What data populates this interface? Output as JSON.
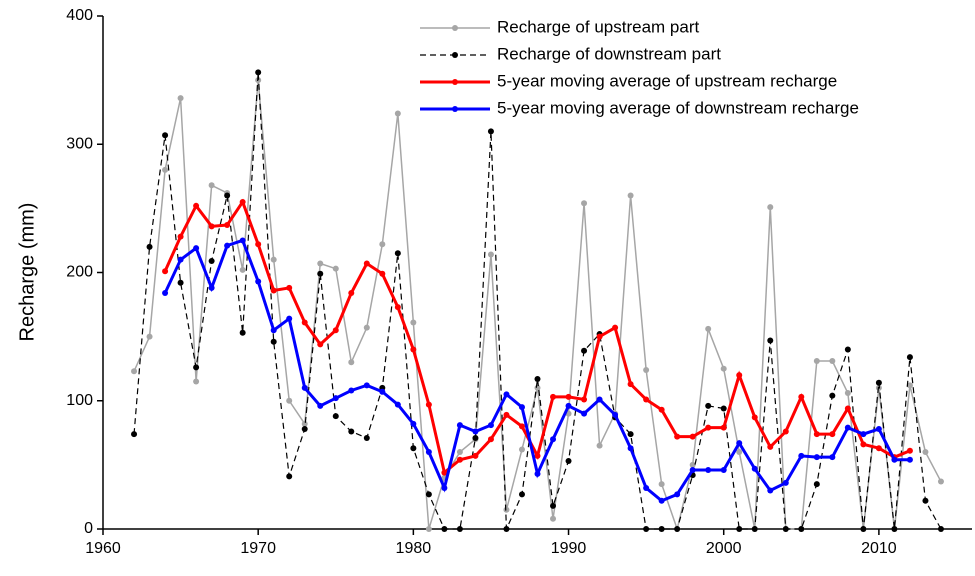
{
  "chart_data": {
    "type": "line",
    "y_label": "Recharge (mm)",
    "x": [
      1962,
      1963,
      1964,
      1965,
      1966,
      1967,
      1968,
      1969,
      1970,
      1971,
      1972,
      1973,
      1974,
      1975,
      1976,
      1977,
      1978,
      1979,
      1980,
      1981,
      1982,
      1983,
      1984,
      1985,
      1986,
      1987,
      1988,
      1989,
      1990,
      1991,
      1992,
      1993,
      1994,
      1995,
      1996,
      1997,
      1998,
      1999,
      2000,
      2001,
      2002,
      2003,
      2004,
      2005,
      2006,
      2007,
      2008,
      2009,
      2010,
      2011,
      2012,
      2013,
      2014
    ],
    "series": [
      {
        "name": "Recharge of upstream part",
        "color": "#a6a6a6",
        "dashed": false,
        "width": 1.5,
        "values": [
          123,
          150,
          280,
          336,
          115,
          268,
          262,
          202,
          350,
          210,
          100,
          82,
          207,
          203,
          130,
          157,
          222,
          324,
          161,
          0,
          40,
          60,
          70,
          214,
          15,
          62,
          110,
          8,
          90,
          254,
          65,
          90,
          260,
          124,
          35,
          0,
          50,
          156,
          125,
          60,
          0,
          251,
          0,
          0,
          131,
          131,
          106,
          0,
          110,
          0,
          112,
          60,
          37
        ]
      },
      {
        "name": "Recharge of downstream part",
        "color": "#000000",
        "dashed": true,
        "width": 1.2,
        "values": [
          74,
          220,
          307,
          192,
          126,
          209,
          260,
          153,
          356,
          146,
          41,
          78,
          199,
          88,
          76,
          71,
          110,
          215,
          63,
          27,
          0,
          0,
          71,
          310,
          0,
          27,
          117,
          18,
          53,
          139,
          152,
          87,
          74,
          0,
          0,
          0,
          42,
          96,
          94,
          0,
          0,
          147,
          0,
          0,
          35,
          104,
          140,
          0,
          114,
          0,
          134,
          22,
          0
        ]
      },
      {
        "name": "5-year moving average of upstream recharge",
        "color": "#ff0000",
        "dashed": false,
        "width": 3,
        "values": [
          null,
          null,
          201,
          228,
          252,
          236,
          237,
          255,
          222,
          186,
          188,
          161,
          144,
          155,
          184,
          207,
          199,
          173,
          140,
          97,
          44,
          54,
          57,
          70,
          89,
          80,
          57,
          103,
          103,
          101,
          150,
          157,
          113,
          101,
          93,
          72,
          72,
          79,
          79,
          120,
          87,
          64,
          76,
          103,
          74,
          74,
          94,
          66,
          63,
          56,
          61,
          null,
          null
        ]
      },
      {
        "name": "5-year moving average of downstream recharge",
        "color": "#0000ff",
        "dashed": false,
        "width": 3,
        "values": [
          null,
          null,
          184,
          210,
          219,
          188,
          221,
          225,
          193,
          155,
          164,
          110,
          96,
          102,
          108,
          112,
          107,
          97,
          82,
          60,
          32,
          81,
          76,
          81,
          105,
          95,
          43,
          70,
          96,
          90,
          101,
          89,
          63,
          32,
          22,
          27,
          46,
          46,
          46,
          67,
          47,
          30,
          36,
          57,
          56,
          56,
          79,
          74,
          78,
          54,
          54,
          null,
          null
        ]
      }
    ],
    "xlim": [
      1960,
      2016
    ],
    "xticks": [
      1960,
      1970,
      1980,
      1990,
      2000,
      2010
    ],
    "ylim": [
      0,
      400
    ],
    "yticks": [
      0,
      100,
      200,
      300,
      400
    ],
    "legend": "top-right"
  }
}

◇ ◇ ◇

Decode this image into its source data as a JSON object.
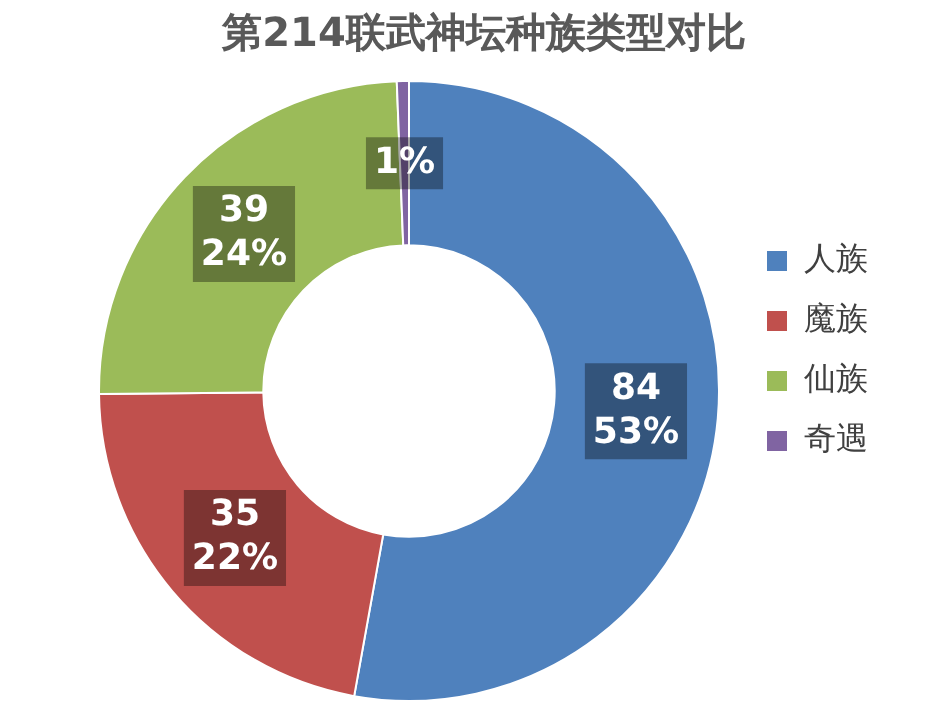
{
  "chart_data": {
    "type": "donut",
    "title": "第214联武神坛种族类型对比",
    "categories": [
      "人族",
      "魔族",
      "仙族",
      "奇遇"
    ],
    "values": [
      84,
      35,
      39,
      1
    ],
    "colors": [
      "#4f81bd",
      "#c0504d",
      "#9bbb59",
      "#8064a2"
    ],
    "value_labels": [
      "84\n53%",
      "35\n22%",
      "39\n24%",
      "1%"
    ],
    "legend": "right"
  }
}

◇ ◇ ◇

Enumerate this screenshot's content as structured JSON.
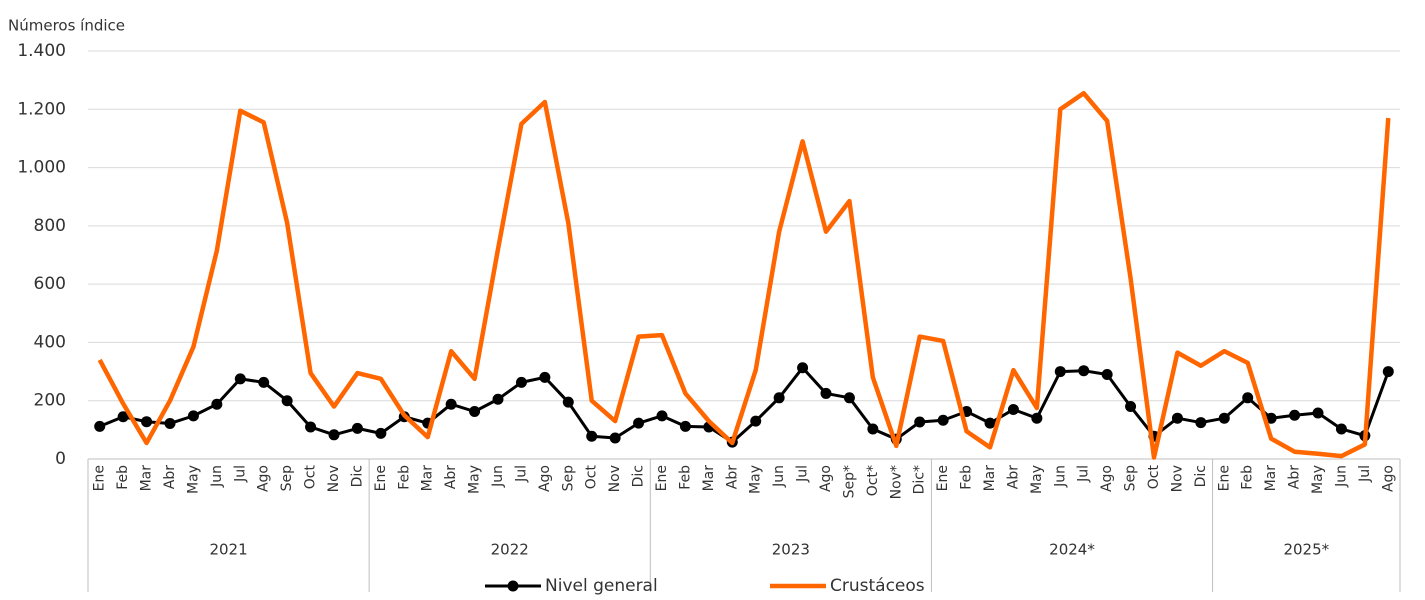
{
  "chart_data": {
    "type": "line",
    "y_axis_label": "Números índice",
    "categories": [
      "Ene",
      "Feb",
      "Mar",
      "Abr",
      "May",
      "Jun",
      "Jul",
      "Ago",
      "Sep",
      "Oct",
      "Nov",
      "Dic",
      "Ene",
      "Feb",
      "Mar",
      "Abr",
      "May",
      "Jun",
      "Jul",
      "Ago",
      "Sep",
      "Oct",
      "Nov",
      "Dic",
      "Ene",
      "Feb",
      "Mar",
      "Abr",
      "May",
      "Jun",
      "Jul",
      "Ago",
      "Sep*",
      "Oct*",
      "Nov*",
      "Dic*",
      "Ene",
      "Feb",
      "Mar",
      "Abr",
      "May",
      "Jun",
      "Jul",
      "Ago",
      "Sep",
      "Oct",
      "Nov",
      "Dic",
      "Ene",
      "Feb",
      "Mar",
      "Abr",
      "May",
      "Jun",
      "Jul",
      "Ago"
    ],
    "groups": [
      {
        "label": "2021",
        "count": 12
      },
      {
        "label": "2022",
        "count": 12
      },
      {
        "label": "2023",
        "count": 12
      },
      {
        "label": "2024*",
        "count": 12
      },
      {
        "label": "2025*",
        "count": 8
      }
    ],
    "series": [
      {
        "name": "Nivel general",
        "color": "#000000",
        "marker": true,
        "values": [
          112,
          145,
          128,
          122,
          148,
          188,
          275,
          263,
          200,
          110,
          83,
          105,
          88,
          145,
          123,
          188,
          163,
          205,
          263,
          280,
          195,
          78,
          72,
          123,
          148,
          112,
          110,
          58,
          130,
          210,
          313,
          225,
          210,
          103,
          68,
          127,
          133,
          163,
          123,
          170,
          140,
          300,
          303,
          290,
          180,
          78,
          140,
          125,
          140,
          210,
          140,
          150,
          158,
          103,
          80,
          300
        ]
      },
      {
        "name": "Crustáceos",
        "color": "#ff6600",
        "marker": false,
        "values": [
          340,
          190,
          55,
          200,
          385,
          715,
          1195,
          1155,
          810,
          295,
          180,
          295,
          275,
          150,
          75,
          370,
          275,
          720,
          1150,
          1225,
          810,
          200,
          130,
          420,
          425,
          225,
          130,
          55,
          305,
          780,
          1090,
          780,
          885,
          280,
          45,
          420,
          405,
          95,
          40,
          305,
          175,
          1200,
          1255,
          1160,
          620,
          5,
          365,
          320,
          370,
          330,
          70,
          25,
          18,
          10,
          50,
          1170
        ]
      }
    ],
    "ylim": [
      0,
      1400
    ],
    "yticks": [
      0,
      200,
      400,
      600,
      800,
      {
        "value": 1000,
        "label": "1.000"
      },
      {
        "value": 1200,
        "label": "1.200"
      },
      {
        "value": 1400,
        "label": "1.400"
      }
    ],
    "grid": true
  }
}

◇ ◇ ◇

• **WHAT IS REQUIRED**
Write out every line of the preceding listing that contains "this".

• **REPLY TO THE TASK**
What data populates this interface? Output as JSON.
Decode this image into its source data as a JSON object.
Enumerate this screenshot's content as structured JSON.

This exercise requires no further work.